▸ **TASK DATA**:
========
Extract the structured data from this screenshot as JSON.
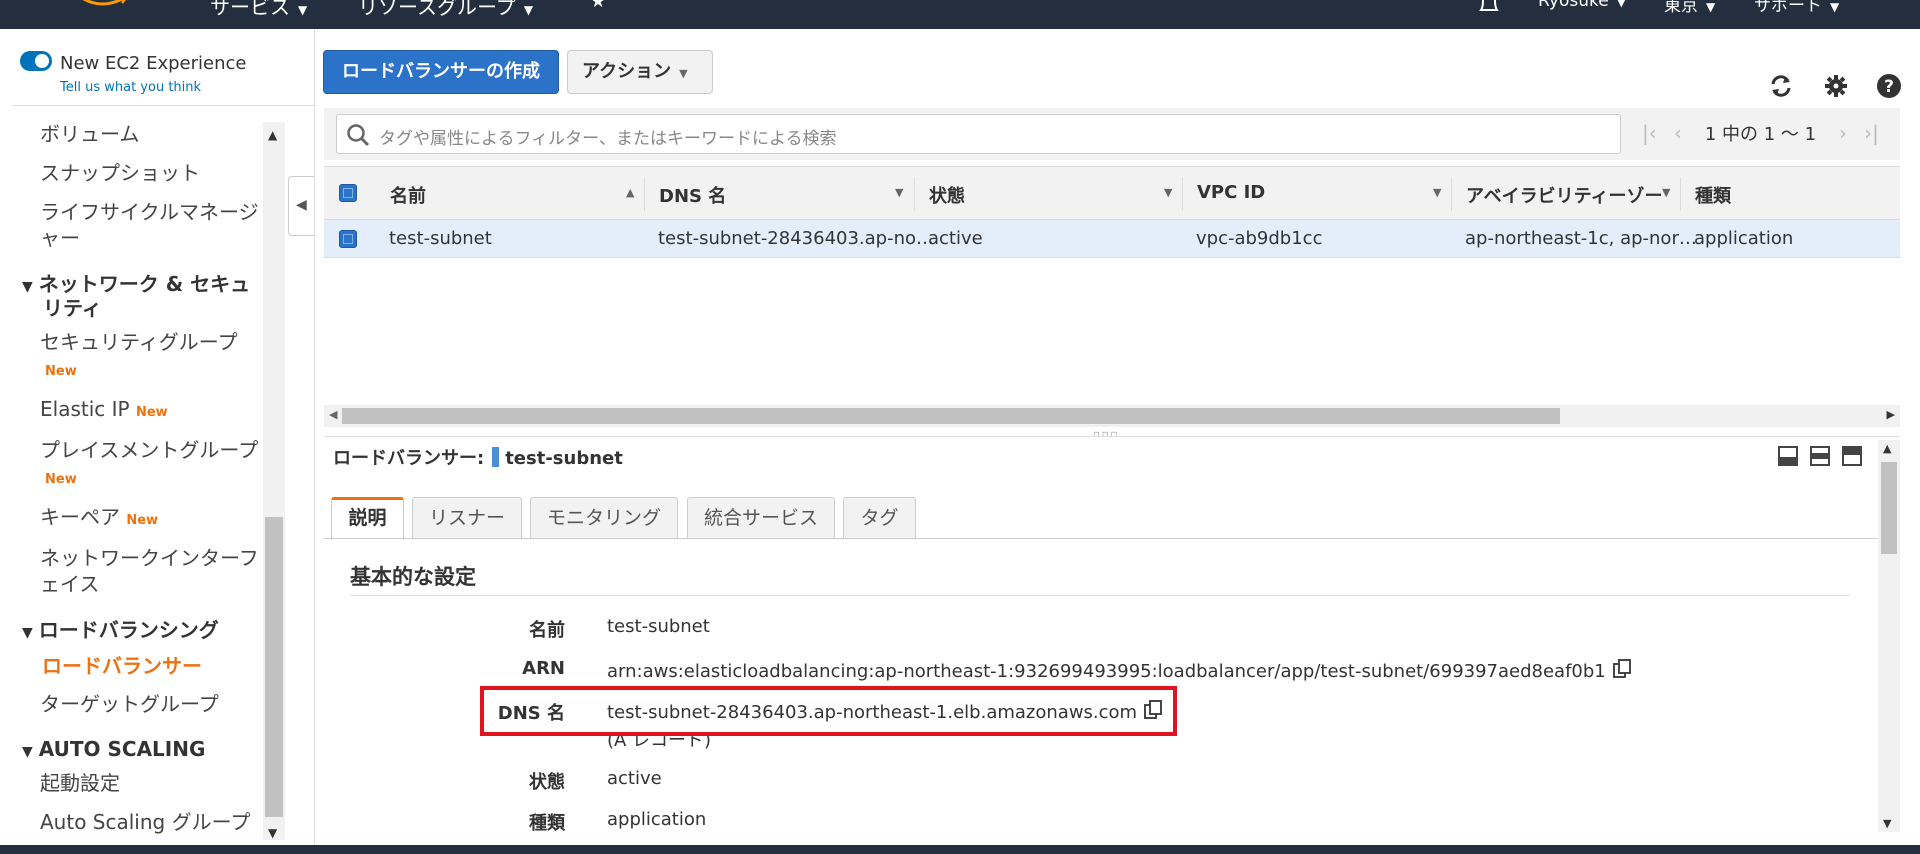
{
  "topnav": {
    "items": [
      {
        "label": "サービス"
      },
      {
        "label": "リソースグループ"
      },
      {
        "label": "Ryosuke"
      },
      {
        "label": "東京"
      },
      {
        "label": "サポート"
      }
    ]
  },
  "sidebar": {
    "new_experience_label": "New EC2 Experience",
    "tell_us_label": "Tell us what you think",
    "new_badge": "New",
    "items": [
      {
        "label": "ボリューム"
      },
      {
        "label": "スナップショット"
      },
      {
        "label": "ライフサイクルマネージ"
      },
      {
        "label": "ャー"
      },
      {
        "label": "ネットワーク & セキュ"
      },
      {
        "label": "リティ"
      },
      {
        "label": "セキュリティグループ"
      },
      {
        "label": "Elastic IP"
      },
      {
        "label": "プレイスメントグループ"
      },
      {
        "label": "キーペア"
      },
      {
        "label": "ネットワークインターフ"
      },
      {
        "label": "ェイス"
      },
      {
        "label": "ロードバランシング"
      },
      {
        "label": "ロードバランサー"
      },
      {
        "label": "ターゲットグループ"
      },
      {
        "label": "AUTO SCALING"
      },
      {
        "label": "起動設定"
      },
      {
        "label": "Auto Scaling グループ"
      }
    ]
  },
  "toolbar": {
    "create_label": "ロードバランサーの作成",
    "action_label": "アクション"
  },
  "filter": {
    "placeholder": "タグや属性によるフィルター、またはキーワードによる検索",
    "pager_text": "1 中の 1 ～ 1"
  },
  "table": {
    "columns": [
      "名前",
      "DNS 名",
      "状態",
      "VPC ID",
      "アベイラビリティーゾーン",
      "種類"
    ],
    "row": {
      "name": "test-subnet",
      "dns": "test-subnet-28436403.ap-no…",
      "state": "active",
      "vpc": "vpc-ab9db1cc",
      "az": "ap-northeast-1c, ap-nor…",
      "type": "application"
    }
  },
  "detail": {
    "title_label": "ロードバランサー:",
    "title_value": "test-subnet",
    "tabs": [
      "説明",
      "リスナー",
      "モニタリング",
      "統合サービス",
      "タグ"
    ],
    "section_title": "基本的な設定",
    "fields": {
      "name_label": "名前",
      "name_value": "test-subnet",
      "arn_label": "ARN",
      "arn_value": "arn:aws:elasticloadbalancing:ap-northeast-1:932699493995:loadbalancer/app/test-subnet/699397aed8eaf0b1",
      "dns_label": "DNS 名",
      "dns_value": "test-subnet-28436403.ap-northeast-1.elb.amazonaws.com",
      "dns_note": "(A レコード)",
      "state_label": "状態",
      "state_value": "active",
      "type_label": "種類",
      "type_value": "application"
    }
  },
  "colors": {
    "nav_bg": "#232f3e",
    "primary": "#2b73c9",
    "accent_orange": "#ec7211",
    "highlight_red": "#e0141e",
    "selected_row": "#e4eefb"
  }
}
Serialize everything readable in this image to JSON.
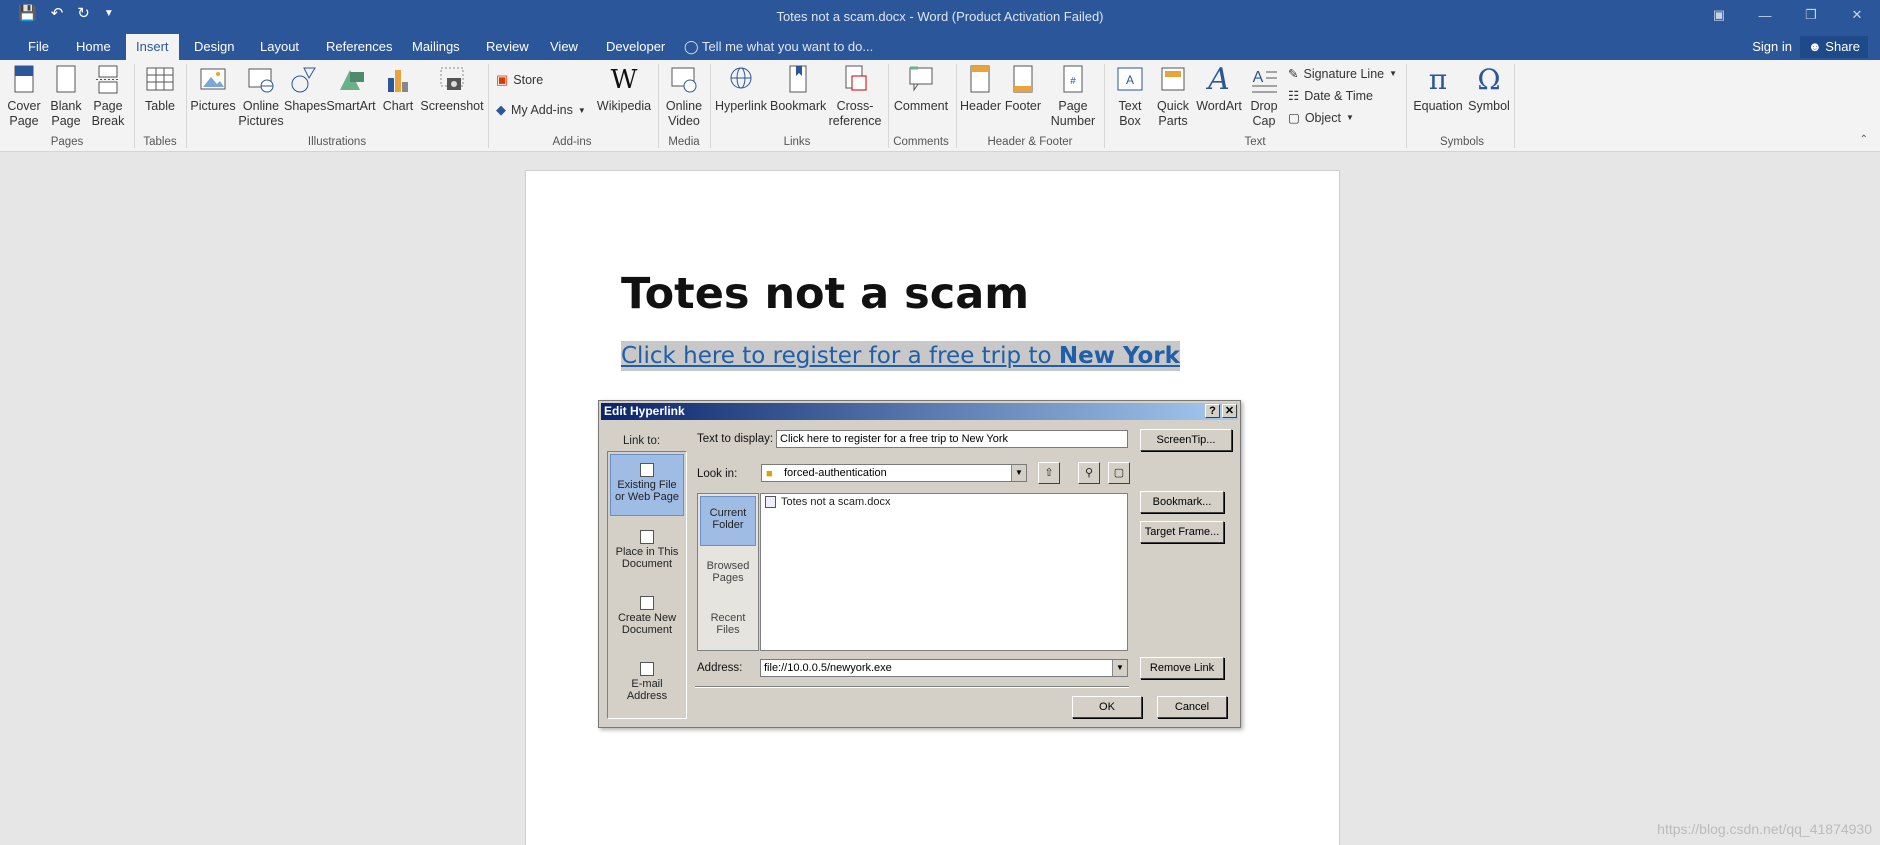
{
  "window": {
    "title": "Totes not a scam.docx - Word (Product Activation Failed)",
    "qat_icons": [
      "save-icon",
      "undo-icon",
      "redo-icon",
      "customize-icon"
    ]
  },
  "tabs": {
    "items": [
      "File",
      "Home",
      "Insert",
      "Design",
      "Layout",
      "References",
      "Mailings",
      "Review",
      "View",
      "Developer"
    ],
    "active": "Insert",
    "tell_me": "Tell me what you want to do...",
    "sign_in": "Sign in",
    "share": "Share"
  },
  "ribbon": {
    "cover_page": "Cover\nPage",
    "blank_page": "Blank\nPage",
    "page_break": "Page\nBreak",
    "pages_group": "Pages",
    "table": "Table",
    "tables_group": "Tables",
    "pictures": "Pictures",
    "online_pictures": "Online\nPictures",
    "shapes": "Shapes",
    "smartart": "SmartArt",
    "chart": "Chart",
    "screenshot": "Screenshot",
    "illustrations_group": "Illustrations",
    "store": "Store",
    "my_addins": "My Add-ins",
    "wikipedia": "Wikipedia",
    "addins_group": "Add-ins",
    "online_video": "Online\nVideo",
    "media_group": "Media",
    "hyperlink": "Hyperlink",
    "bookmark": "Bookmark",
    "cross_reference": "Cross-\nreference",
    "links_group": "Links",
    "comment": "Comment",
    "comments_group": "Comments",
    "header": "Header",
    "footer": "Footer",
    "page_number": "Page\nNumber",
    "header_footer_group": "Header & Footer",
    "text_box": "Text\nBox",
    "quick_parts": "Quick\nParts",
    "wordart": "WordArt",
    "drop_cap": "Drop\nCap",
    "signature_line": "Signature Line",
    "date_time": "Date & Time",
    "object": "Object",
    "text_group": "Text",
    "equation": "Equation",
    "symbol": "Symbol",
    "symbols_group": "Symbols"
  },
  "document": {
    "title": "Totes not a scam",
    "link_text_plain": "Click here to register for a free trip to ",
    "link_text_bold": "New York"
  },
  "dialog": {
    "title": "Edit Hyperlink",
    "link_to_label": "Link to:",
    "link_options": [
      "Existing File\nor Web Page",
      "Place in This\nDocument",
      "Create New\nDocument",
      "E-mail\nAddress"
    ],
    "text_to_display_label": "Text to display:",
    "text_to_display_value": "Click here to register for a free trip to New York",
    "screentip_button": "ScreenTip...",
    "look_in_label": "Look in:",
    "look_in_value": "forced-authentication",
    "nav_items": [
      "Current\nFolder",
      "Browsed\nPages",
      "Recent\nFiles"
    ],
    "files": [
      "Totes not a scam.docx"
    ],
    "bookmark_button": "Bookmark...",
    "target_frame_button": "Target Frame...",
    "address_label": "Address:",
    "address_value": "file://10.0.0.5/newyork.exe",
    "remove_link_button": "Remove Link",
    "ok_button": "OK",
    "cancel_button": "Cancel"
  },
  "watermark": "https://blog.csdn.net/qq_41874930",
  "colors": {
    "accent": "#2b579a",
    "link": "#1f5ea8",
    "dialog_bg": "#d4d0c8",
    "selection": "#9fbce5"
  }
}
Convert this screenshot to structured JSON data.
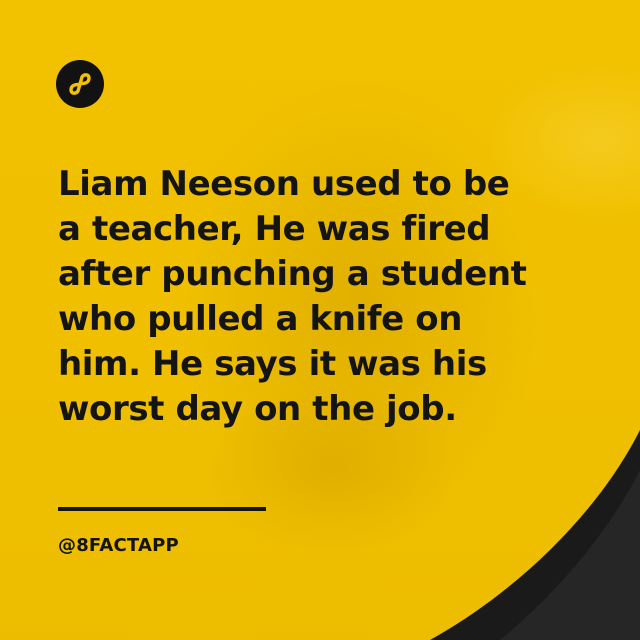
{
  "post": {
    "fact_lines": [
      "Liam Neeson used to be",
      "a teacher, He was fired",
      "after punching a student",
      "who pulled a knife on",
      "him. He says it was his",
      "worst day on the job."
    ],
    "handle": "@8FACTAPP"
  },
  "brand": {
    "logo_icon": "infinity-eight-icon",
    "accent_color": "#f2c200",
    "text_color": "#141414",
    "corner_color": "#1a1a1a"
  }
}
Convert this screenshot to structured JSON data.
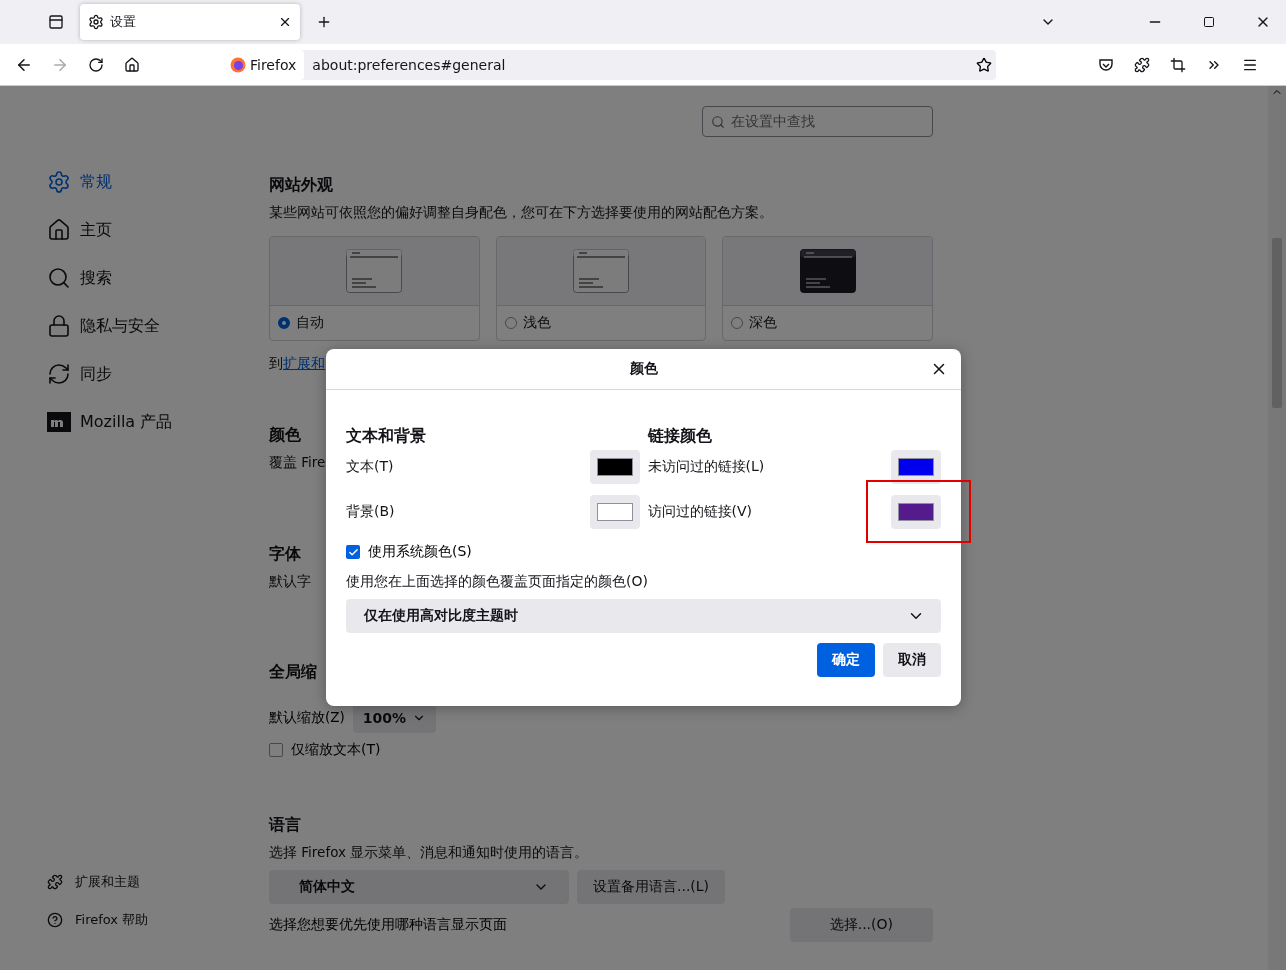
{
  "browser": {
    "tab": {
      "title": "设置",
      "selected": true
    },
    "url_badge": "Firefox",
    "url": "about:preferences#general"
  },
  "search": {
    "placeholder": "在设置中查找"
  },
  "sidebar": {
    "items": [
      {
        "label": "常规",
        "selected": true
      },
      {
        "label": "主页",
        "selected": false
      },
      {
        "label": "搜索",
        "selected": false
      },
      {
        "label": "隐私与安全",
        "selected": false
      },
      {
        "label": "同步",
        "selected": false
      },
      {
        "label": "Mozilla 产品",
        "selected": false
      }
    ],
    "footer": [
      {
        "label": "扩展和主题"
      },
      {
        "label": "Firefox 帮助"
      }
    ]
  },
  "appearance": {
    "title": "网站外观",
    "description": "某些网站可依照您的偏好调整自身配色，您可在下方选择要使用的网站配色方案。",
    "options": [
      {
        "label": "自动",
        "selected": true,
        "kind": "light"
      },
      {
        "label": "浅色",
        "selected": false,
        "kind": "light"
      },
      {
        "label": "深色",
        "selected": false,
        "kind": "dark"
      }
    ],
    "note": {
      "text": "到",
      "link": "扩展和"
    }
  },
  "colors_section": {
    "title": "颜色",
    "description": "覆盖 Fire"
  },
  "fonts": {
    "title": "字体",
    "description": "默认字"
  },
  "zoom": {
    "title": "全局缩",
    "label": "默认缩放(Z)",
    "value": "100%",
    "text_only": {
      "label": "仅缩放文本(T)",
      "checked": false
    }
  },
  "language": {
    "title": "语言",
    "description": "选择 Firefox 显示菜单、消息和通知时使用的语言。",
    "select": "简体中文",
    "alt_button": "设置备用语言...(L)",
    "page_label": "选择您想要优先使用哪种语言显示页面",
    "choose_button": "选择...(O)"
  },
  "dialog": {
    "title": "颜色",
    "groups": [
      {
        "title": "文本和背景",
        "items": [
          {
            "label": "文本(T)",
            "color": "#000000",
            "highlighted": false
          },
          {
            "label": "背景(B)",
            "color": "#ffffff",
            "highlighted": false
          }
        ]
      },
      {
        "title": "链接颜色",
        "items": [
          {
            "label": "未访问过的链接(L)",
            "color": "#0000ee",
            "highlighted": false
          },
          {
            "label": "访问过的链接(V)",
            "color": "#551a8b",
            "highlighted": true
          }
        ]
      }
    ],
    "system_colors": {
      "label": "使用系统颜色(S)",
      "checked": true
    },
    "override_label": "使用您在上面选择的颜色覆盖页面指定的颜色(O)",
    "override_select": "仅在使用高对比度主题时",
    "buttons": [
      {
        "label": "确定",
        "kind": "primary"
      },
      {
        "label": "取消",
        "kind": "secondary"
      }
    ]
  }
}
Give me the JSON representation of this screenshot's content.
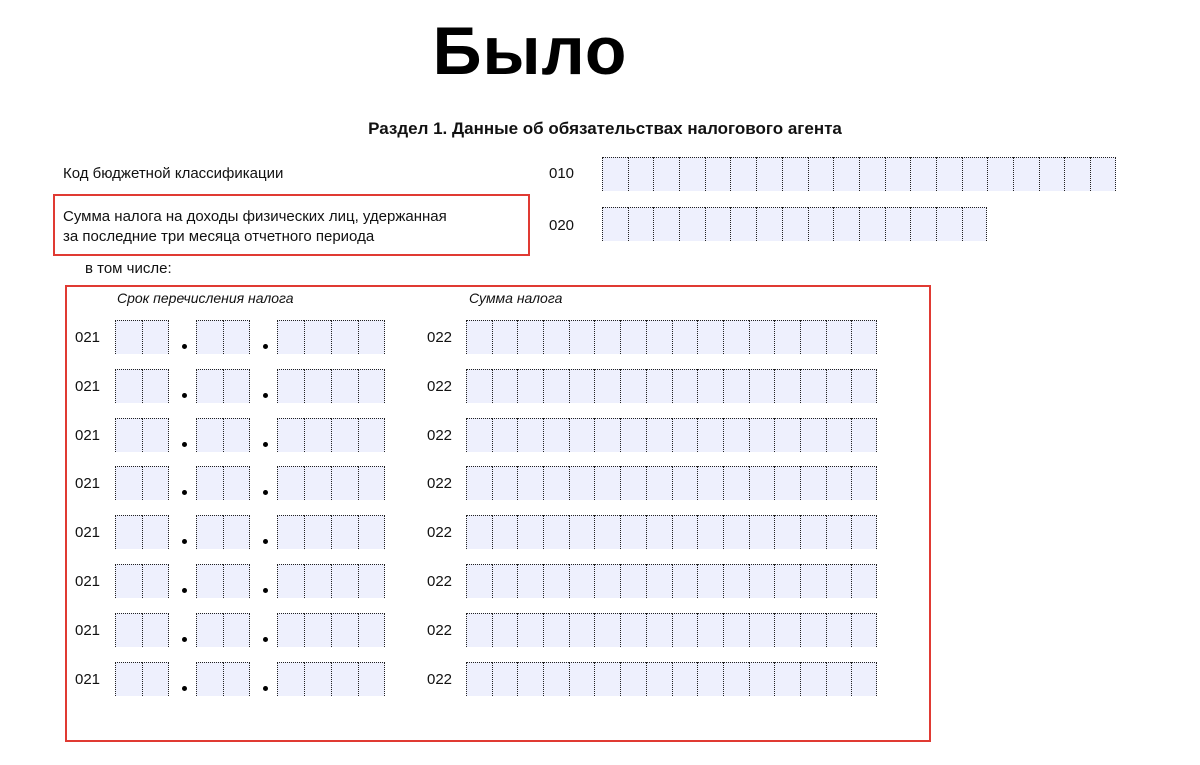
========
▸ **WHAT IS NEEDED**: Work out how many lines in the entries hold the string "placeholder". Your answer should consist solely of that number.

▸ **COMPLETED EXERCISE**: 2